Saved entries
· · · · ·

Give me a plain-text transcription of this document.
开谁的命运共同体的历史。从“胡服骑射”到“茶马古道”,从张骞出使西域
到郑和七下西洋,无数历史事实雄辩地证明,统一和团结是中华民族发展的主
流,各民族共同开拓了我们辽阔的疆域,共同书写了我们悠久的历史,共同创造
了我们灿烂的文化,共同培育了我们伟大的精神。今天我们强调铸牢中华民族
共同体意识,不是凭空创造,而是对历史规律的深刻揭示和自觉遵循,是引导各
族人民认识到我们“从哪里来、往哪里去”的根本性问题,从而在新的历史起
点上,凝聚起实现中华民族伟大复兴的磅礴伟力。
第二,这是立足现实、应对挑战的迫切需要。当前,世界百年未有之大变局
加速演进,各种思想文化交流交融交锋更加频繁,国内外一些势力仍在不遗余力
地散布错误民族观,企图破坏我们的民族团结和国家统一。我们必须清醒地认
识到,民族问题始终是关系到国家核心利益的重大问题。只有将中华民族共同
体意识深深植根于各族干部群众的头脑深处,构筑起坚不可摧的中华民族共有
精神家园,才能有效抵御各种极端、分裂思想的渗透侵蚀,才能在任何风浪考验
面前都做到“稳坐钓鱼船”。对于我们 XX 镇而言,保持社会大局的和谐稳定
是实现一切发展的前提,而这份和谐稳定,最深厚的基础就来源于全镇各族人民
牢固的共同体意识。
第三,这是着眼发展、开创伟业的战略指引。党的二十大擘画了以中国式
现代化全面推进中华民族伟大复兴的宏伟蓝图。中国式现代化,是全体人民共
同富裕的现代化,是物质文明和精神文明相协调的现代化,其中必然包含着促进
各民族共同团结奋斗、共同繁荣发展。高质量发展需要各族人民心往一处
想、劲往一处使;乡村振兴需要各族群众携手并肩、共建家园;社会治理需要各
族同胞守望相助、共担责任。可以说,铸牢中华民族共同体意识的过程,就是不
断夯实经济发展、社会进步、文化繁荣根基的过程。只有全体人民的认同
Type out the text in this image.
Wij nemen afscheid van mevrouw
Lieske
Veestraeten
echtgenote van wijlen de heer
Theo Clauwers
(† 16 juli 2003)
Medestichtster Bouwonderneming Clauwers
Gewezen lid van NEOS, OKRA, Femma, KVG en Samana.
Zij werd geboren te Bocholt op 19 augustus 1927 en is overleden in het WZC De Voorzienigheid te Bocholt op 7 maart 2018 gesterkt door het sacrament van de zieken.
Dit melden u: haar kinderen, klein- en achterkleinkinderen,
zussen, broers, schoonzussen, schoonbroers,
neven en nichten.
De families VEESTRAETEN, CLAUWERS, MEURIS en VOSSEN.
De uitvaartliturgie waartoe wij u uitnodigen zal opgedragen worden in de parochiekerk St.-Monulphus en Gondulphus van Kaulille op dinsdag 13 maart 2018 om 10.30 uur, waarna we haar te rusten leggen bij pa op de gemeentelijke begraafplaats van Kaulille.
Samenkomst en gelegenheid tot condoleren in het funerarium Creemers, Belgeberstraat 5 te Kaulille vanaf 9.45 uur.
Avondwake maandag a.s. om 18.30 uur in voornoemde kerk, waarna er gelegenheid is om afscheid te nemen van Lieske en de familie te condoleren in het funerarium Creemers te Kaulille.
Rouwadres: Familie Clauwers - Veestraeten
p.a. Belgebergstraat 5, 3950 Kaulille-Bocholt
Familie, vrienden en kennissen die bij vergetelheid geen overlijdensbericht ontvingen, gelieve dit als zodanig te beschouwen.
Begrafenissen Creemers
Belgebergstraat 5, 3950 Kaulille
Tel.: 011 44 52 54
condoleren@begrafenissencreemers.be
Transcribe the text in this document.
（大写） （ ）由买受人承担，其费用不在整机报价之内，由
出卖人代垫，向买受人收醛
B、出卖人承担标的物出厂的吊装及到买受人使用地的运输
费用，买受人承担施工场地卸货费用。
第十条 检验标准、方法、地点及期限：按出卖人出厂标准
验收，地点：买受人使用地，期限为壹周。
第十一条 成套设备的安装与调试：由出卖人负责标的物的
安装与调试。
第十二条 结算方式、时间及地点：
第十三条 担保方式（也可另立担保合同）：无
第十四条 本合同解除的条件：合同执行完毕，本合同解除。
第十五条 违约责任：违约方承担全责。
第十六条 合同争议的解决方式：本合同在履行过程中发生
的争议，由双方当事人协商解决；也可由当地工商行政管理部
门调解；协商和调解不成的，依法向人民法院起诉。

· · · · ·

* What to work on *
Copy every line above that includes the string "gelegenheid".

* Answer to this problem *
Samenkomst en gelegenheid tot condoleren in het funerarium Creemers, Belgeberstraat 5 te Kaulille vanaf 9.45 uur.
Avondwake maandag a.s. om 18.30 uur in voornoemde kerk, waarna er gelegenheid is om afscheid te nemen van Lieske en de familie te condoleren in het funerarium Creemers te Kaulille.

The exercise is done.